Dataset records
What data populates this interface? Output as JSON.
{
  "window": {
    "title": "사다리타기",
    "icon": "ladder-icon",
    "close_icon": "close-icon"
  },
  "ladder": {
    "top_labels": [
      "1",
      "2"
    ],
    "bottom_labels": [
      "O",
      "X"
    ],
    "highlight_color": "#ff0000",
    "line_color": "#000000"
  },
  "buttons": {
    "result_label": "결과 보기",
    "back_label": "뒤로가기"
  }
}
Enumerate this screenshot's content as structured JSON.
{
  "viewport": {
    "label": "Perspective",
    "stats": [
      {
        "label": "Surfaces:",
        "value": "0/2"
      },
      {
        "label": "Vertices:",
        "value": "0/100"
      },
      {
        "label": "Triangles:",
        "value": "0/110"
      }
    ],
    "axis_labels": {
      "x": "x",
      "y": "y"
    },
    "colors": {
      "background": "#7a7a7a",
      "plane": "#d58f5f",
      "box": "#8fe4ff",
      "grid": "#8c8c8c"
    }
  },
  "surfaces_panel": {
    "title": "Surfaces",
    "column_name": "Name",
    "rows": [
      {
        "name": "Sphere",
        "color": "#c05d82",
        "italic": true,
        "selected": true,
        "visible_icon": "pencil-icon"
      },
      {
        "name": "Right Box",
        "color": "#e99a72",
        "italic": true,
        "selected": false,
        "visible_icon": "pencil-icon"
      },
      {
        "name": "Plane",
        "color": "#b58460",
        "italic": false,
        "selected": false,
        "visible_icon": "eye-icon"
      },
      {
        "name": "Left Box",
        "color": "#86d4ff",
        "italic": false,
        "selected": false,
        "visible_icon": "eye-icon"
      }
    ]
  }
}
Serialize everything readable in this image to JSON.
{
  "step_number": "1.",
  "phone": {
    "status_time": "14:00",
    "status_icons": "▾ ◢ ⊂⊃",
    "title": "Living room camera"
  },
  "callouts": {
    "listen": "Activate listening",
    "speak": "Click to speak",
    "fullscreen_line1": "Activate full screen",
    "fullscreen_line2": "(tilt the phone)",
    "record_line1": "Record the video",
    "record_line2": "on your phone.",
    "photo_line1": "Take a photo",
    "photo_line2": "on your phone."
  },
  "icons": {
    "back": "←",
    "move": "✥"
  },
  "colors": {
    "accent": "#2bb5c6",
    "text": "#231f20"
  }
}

- _TASK GOAL_:
Each entry above is to be printed again exactly.

- _PROBLEM SOLUTION_:
What data populates this interface? Output as JSON.
{
  "window": {
    "title": "사다리타기",
    "icon": "ladder-icon",
    "close_icon": "close-icon"
  },
  "ladder": {
    "top_labels": [
      "1",
      "2"
    ],
    "bottom_labels": [
      "O",
      "X"
    ],
    "highlight_color": "#ff0000",
    "line_color": "#000000"
  },
  "buttons": {
    "result_label": "결과 보기",
    "back_label": "뒤로가기"
  }
}
Enumerate this screenshot's content as structured JSON.
{
  "viewport": {
    "label": "Perspective",
    "stats": [
      {
        "label": "Surfaces:",
        "value": "0/2"
      },
      {
        "label": "Vertices:",
        "value": "0/100"
      },
      {
        "label": "Triangles:",
        "value": "0/110"
      }
    ],
    "axis_labels": {
      "x": "x",
      "y": "y"
    },
    "colors": {
      "background": "#7a7a7a",
      "plane": "#d58f5f",
      "box": "#8fe4ff",
      "grid": "#8c8c8c"
    }
  },
  "surfaces_panel": {
    "title": "Surfaces",
    "column_name": "Name",
    "rows": [
      {
        "name": "Sphere",
        "color": "#c05d82",
        "italic": true,
        "selected": true,
        "visible_icon": "pencil-icon"
      },
      {
        "name": "Right Box",
        "color": "#e99a72",
        "italic": true,
        "selected": false,
        "visible_icon": "pencil-icon"
      },
      {
        "name": "Plane",
        "color": "#b58460",
        "italic": false,
        "selected": false,
        "visible_icon": "eye-icon"
      },
      {
        "name": "Left Box",
        "color": "#86d4ff",
        "italic": false,
        "selected": false,
        "visible_icon": "eye-icon"
      }
    ]
  }
}
Serialize everything readable in this image to JSON.
{
  "step_number": "1.",
  "phone": {
    "status_time": "14:00",
    "status_icons": "▾ ◢ ⊂⊃",
    "title": "Living room camera"
  },
  "callouts": {
    "listen": "Activate listening",
    "speak": "Click to speak",
    "fullscreen_line1": "Activate full screen",
    "fullscreen_line2": "(tilt the phone)",
    "record_line1": "Record the video",
    "record_line2": "on your phone.",
    "photo_line1": "Take a photo",
    "photo_line2": "on your phone."
  },
  "icons": {
    "back": "←",
    "move": "✥"
  },
  "colors": {
    "accent": "#2bb5c6",
    "text": "#231f20"
  }
}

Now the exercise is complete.